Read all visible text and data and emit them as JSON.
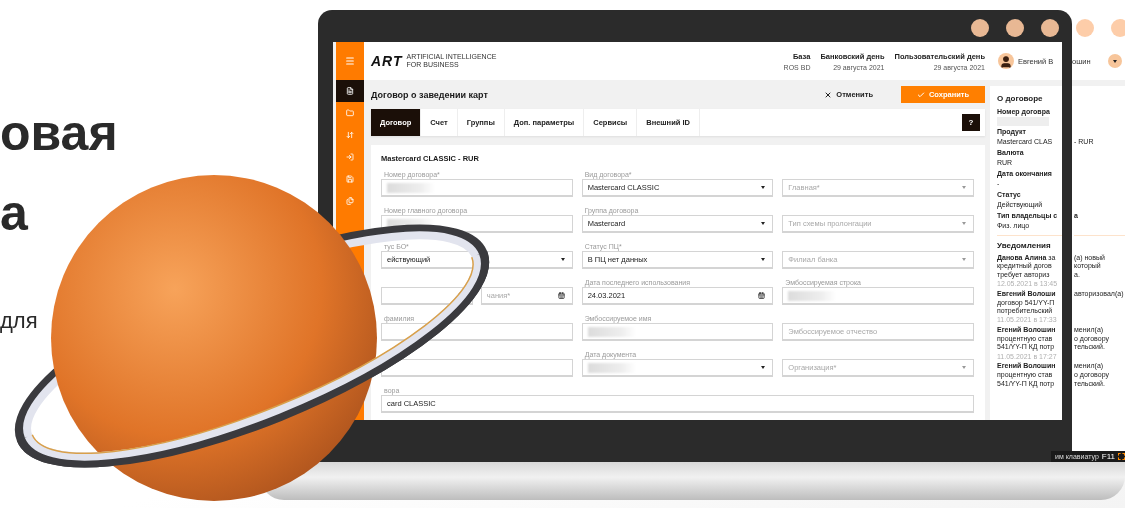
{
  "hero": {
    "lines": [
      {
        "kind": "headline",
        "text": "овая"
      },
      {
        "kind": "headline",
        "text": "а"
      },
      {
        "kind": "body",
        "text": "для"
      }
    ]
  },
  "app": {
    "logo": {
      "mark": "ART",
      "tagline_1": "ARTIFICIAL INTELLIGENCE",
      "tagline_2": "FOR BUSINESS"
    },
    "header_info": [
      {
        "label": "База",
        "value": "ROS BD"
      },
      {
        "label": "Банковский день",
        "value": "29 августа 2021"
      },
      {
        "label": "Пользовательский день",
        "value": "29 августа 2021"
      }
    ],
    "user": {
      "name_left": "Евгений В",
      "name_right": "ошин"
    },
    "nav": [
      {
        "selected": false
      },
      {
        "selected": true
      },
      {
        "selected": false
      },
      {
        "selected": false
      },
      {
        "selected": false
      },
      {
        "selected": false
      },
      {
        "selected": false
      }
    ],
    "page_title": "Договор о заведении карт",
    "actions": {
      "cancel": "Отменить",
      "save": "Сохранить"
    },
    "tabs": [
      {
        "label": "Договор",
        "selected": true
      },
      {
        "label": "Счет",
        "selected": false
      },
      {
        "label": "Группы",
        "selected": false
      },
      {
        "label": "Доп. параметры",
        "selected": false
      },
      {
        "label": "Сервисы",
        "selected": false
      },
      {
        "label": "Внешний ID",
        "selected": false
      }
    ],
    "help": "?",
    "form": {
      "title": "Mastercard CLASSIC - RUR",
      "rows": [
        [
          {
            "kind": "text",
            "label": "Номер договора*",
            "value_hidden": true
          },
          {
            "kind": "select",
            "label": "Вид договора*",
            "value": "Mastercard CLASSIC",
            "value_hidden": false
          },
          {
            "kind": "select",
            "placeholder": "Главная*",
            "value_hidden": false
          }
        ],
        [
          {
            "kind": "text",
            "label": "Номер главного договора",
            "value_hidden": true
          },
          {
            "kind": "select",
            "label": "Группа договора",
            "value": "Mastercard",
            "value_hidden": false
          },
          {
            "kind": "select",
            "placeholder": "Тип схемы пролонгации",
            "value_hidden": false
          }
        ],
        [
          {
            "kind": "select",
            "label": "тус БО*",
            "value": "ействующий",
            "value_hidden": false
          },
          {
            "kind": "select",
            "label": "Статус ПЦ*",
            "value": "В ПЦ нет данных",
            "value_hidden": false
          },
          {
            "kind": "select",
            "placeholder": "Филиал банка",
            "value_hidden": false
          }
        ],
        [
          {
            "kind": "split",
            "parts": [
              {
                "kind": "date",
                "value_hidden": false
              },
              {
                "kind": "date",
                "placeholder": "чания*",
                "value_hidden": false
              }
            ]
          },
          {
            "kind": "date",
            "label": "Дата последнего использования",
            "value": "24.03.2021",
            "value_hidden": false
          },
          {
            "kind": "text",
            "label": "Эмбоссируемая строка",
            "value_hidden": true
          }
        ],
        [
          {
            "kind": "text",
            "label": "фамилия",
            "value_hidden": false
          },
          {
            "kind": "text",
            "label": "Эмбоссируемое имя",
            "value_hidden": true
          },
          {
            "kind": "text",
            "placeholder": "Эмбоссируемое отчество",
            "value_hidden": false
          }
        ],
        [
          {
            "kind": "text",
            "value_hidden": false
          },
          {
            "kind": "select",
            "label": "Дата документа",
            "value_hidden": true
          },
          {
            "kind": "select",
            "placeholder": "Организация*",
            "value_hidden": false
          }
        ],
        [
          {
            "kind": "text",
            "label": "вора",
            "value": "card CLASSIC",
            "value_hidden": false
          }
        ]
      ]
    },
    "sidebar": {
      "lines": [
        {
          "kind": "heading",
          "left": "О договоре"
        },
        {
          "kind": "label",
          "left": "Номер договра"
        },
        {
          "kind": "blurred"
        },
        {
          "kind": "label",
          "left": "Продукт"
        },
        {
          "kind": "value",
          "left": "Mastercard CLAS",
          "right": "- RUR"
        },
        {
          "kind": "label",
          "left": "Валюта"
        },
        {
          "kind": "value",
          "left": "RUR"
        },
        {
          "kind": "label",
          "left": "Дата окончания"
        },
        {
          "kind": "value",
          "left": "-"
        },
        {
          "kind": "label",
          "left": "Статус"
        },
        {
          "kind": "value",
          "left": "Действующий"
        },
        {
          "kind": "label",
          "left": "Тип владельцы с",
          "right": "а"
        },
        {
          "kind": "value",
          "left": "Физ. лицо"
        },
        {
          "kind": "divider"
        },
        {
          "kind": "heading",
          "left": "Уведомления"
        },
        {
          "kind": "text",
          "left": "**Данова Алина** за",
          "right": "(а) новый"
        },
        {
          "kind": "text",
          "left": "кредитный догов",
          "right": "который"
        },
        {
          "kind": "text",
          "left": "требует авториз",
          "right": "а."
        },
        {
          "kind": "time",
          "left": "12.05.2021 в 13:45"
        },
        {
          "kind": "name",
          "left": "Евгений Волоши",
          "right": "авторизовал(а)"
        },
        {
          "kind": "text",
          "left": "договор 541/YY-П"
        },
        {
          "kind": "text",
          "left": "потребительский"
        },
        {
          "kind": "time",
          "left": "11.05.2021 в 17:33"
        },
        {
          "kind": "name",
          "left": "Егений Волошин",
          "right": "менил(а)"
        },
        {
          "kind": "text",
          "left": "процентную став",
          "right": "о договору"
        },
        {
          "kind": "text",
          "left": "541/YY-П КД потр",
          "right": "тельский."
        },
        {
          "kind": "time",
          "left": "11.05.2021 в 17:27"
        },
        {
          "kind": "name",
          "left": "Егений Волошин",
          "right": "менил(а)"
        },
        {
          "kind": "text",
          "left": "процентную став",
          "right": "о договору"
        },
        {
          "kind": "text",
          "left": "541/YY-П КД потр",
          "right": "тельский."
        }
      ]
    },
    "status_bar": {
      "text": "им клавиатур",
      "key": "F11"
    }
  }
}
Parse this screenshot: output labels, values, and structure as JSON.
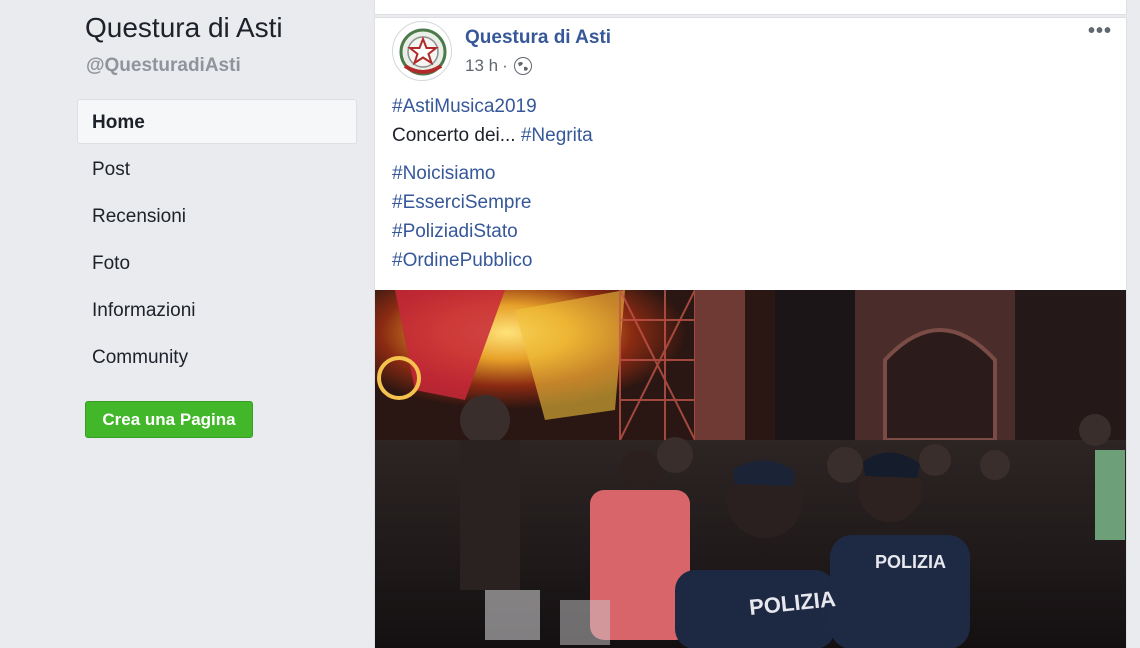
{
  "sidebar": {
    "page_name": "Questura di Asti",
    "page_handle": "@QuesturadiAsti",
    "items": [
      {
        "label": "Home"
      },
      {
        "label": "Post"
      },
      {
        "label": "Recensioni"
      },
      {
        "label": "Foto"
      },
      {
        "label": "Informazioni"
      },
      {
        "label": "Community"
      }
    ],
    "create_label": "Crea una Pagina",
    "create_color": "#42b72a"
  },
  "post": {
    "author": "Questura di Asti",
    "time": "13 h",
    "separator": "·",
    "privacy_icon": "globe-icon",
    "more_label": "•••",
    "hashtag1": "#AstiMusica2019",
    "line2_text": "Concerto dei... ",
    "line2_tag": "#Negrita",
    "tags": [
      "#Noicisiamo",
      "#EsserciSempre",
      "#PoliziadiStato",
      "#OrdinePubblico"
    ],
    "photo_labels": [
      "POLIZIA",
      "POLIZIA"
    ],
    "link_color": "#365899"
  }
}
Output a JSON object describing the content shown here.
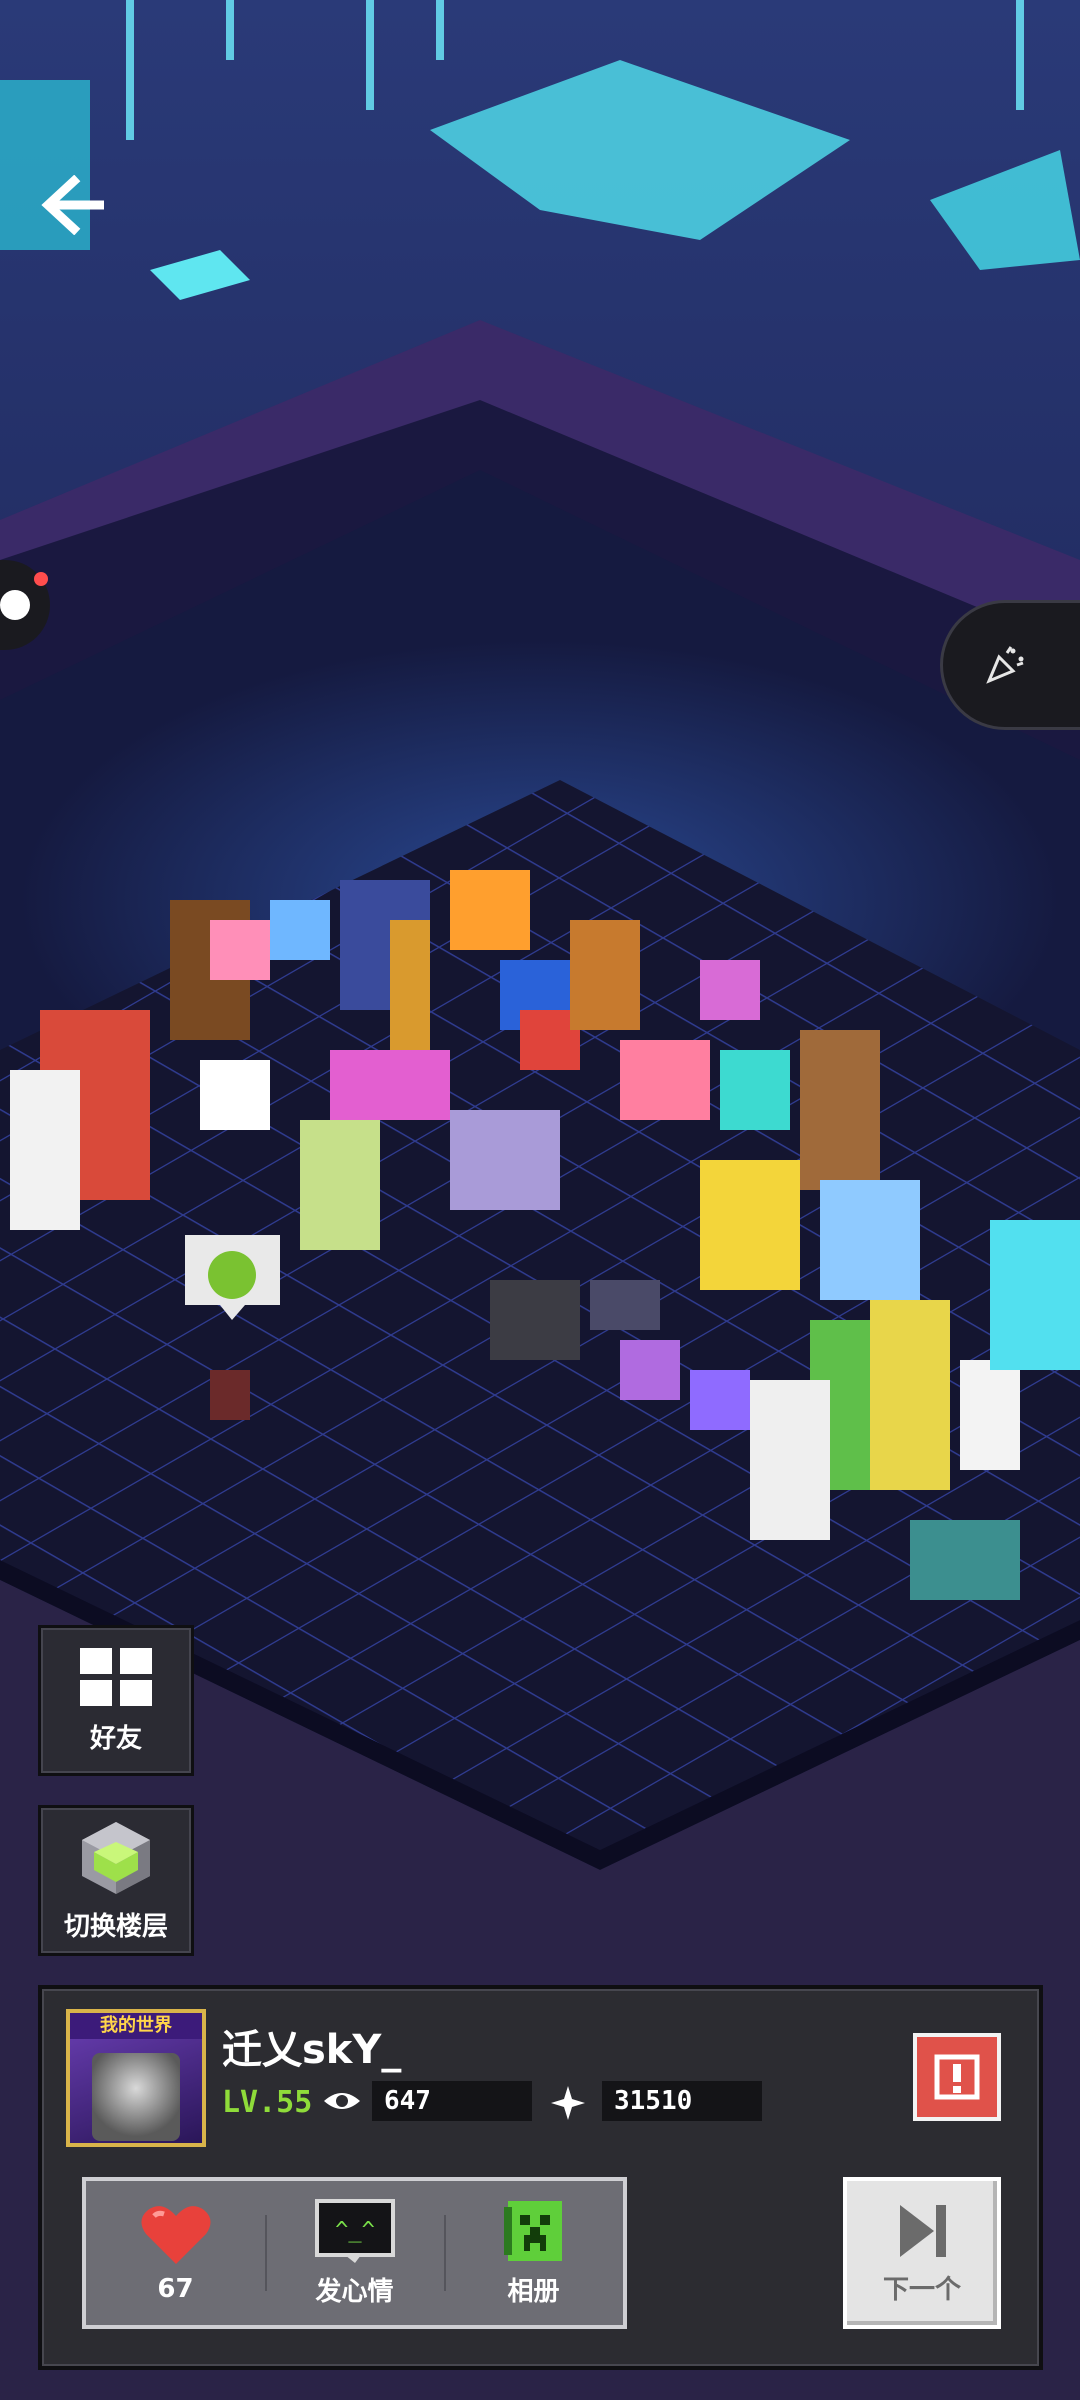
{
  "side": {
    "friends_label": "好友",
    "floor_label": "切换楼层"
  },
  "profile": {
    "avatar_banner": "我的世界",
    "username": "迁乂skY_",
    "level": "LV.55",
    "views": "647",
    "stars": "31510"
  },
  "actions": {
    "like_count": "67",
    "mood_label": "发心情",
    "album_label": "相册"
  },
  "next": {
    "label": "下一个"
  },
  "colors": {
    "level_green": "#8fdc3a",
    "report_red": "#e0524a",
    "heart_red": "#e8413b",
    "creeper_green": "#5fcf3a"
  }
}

▸ **Task statement**
Omit the pictures and retype exactly the lines from the one with "Parse this screenshot: output" through the final line, both ends included.

▸ **Complete output**
Parse this screenshot: output labels, values, and structure as JSON.
{
  "sidebar": {
    "page_name": "Questura di Asti",
    "page_handle": "@QuesturadiAsti",
    "items": [
      {
        "label": "Home"
      },
      {
        "label": "Post"
      },
      {
        "label": "Recensioni"
      },
      {
        "label": "Foto"
      },
      {
        "label": "Informazioni"
      },
      {
        "label": "Community"
      }
    ],
    "create_label": "Crea una Pagina",
    "create_color": "#42b72a"
  },
  "post": {
    "author": "Questura di Asti",
    "time": "13 h",
    "separator": "·",
    "privacy_icon": "globe-icon",
    "more_label": "•••",
    "hashtag1": "#AstiMusica2019",
    "line2_text": "Concerto dei... ",
    "line2_tag": "#Negrita",
    "tags": [
      "#Noicisiamo",
      "#EsserciSempre",
      "#PoliziadiStato",
      "#OrdinePubblico"
    ],
    "photo_labels": [
      "POLIZIA",
      "POLIZIA"
    ],
    "link_color": "#365899"
  }
}
Output a JSON object describing the content shown here.
{
  "side": {
    "friends_label": "好友",
    "floor_label": "切换楼层"
  },
  "profile": {
    "avatar_banner": "我的世界",
    "username": "迁乂skY_",
    "level": "LV.55",
    "views": "647",
    "stars": "31510"
  },
  "actions": {
    "like_count": "67",
    "mood_label": "发心情",
    "album_label": "相册"
  },
  "next": {
    "label": "下一个"
  },
  "colors": {
    "level_green": "#8fdc3a",
    "report_red": "#e0524a",
    "heart_red": "#e8413b",
    "creeper_green": "#5fcf3a"
  }
}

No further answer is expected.